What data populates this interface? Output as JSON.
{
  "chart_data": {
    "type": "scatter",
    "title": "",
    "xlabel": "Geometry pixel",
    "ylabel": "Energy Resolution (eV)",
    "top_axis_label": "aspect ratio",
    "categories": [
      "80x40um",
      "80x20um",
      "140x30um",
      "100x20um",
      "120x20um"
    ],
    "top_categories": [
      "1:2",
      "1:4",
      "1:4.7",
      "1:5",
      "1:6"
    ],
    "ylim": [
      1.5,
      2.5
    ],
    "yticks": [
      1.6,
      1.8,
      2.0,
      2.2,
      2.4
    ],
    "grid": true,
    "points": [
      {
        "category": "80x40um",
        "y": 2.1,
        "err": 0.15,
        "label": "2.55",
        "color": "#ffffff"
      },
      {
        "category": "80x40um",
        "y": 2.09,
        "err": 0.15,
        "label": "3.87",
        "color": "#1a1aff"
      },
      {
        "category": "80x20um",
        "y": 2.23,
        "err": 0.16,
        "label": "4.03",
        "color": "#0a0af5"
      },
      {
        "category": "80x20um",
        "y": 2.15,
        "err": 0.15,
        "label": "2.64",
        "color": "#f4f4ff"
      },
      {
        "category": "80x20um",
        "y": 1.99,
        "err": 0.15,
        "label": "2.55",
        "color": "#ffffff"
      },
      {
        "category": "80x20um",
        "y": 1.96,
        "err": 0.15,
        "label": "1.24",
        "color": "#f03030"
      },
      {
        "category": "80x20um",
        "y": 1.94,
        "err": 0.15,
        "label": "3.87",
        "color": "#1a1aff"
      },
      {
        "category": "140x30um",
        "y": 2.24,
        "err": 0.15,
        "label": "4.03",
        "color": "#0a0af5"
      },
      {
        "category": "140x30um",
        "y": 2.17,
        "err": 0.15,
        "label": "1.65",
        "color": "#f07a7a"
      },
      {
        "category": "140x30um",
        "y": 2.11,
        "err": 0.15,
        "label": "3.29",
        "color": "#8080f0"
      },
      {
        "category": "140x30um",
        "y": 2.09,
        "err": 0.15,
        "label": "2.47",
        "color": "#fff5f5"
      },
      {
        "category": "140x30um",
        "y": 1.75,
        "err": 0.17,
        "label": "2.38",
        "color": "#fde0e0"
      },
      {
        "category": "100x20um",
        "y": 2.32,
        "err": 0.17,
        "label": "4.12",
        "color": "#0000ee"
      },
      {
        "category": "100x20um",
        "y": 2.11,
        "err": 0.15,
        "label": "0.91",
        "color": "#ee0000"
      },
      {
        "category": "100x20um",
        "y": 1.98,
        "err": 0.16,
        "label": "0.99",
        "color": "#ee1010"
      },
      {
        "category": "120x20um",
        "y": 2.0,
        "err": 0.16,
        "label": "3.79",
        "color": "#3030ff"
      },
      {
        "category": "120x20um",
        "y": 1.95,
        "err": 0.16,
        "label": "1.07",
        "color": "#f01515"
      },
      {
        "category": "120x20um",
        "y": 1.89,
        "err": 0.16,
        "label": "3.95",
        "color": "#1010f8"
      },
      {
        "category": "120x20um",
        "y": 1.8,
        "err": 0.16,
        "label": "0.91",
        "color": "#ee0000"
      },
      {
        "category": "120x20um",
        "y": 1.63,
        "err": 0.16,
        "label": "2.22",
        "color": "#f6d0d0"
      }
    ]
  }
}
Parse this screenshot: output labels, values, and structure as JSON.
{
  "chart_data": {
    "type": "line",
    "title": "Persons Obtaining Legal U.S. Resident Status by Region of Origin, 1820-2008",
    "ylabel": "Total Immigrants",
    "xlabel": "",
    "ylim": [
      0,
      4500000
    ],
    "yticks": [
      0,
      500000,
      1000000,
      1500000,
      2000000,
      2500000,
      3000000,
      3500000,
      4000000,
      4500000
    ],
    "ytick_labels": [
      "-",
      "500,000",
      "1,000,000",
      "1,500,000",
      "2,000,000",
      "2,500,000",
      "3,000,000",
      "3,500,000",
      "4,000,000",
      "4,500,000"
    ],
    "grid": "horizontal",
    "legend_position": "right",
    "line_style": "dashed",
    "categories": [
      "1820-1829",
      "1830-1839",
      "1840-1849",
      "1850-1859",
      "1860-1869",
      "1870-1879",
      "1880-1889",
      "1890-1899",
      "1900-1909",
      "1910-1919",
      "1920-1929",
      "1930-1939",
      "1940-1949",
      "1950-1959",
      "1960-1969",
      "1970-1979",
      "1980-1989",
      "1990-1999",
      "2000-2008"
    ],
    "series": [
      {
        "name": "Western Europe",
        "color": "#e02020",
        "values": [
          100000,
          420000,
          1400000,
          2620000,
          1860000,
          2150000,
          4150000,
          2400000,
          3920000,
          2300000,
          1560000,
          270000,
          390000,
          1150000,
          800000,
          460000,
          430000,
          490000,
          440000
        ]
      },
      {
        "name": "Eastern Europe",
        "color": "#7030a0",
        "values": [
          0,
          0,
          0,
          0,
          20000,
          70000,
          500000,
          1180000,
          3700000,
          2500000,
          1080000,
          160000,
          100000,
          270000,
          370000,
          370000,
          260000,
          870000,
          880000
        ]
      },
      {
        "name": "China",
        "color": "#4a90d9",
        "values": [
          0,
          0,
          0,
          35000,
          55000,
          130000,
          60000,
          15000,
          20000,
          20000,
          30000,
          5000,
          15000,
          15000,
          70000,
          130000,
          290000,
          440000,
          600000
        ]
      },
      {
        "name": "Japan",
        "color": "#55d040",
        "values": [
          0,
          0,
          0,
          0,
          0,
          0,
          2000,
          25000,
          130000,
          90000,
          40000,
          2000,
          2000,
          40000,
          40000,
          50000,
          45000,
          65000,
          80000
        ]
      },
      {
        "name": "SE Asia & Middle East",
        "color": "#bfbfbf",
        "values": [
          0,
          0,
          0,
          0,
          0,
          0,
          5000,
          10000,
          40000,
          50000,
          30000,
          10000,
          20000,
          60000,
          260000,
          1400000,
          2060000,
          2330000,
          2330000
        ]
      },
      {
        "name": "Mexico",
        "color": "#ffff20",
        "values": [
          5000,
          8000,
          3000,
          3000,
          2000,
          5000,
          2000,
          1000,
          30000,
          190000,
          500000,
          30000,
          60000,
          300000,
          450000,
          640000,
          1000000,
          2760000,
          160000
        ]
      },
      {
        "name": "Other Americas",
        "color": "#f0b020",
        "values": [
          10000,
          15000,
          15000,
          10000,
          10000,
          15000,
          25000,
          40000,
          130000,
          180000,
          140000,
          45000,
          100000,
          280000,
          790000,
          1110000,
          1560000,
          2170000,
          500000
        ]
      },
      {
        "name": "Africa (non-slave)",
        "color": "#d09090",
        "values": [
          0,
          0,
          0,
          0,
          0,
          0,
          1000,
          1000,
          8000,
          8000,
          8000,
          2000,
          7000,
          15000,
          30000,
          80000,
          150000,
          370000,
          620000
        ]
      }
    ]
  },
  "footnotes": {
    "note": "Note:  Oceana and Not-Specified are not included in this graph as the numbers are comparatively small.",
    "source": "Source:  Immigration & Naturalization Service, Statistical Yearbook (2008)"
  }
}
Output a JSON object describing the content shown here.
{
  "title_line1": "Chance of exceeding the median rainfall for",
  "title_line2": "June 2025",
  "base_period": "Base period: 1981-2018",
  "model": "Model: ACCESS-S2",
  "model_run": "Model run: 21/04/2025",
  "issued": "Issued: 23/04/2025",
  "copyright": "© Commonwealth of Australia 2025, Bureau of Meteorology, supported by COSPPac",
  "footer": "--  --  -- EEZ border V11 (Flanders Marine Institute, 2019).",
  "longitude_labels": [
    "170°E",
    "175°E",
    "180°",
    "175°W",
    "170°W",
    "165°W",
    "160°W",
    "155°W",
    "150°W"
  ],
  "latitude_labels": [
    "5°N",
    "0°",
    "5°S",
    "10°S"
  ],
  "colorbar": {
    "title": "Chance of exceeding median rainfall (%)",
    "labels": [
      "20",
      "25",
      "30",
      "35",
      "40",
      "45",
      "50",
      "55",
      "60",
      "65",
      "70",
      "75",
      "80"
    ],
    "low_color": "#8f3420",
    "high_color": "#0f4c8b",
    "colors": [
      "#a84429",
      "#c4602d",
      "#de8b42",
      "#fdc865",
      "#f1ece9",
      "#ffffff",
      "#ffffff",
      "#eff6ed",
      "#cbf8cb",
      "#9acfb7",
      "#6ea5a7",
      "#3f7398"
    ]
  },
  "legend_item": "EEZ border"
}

# REQUIREMENTS
Count the lines in the entries above that include the string "rainfall", then give only that figure.

# SOLUTION BELOW
2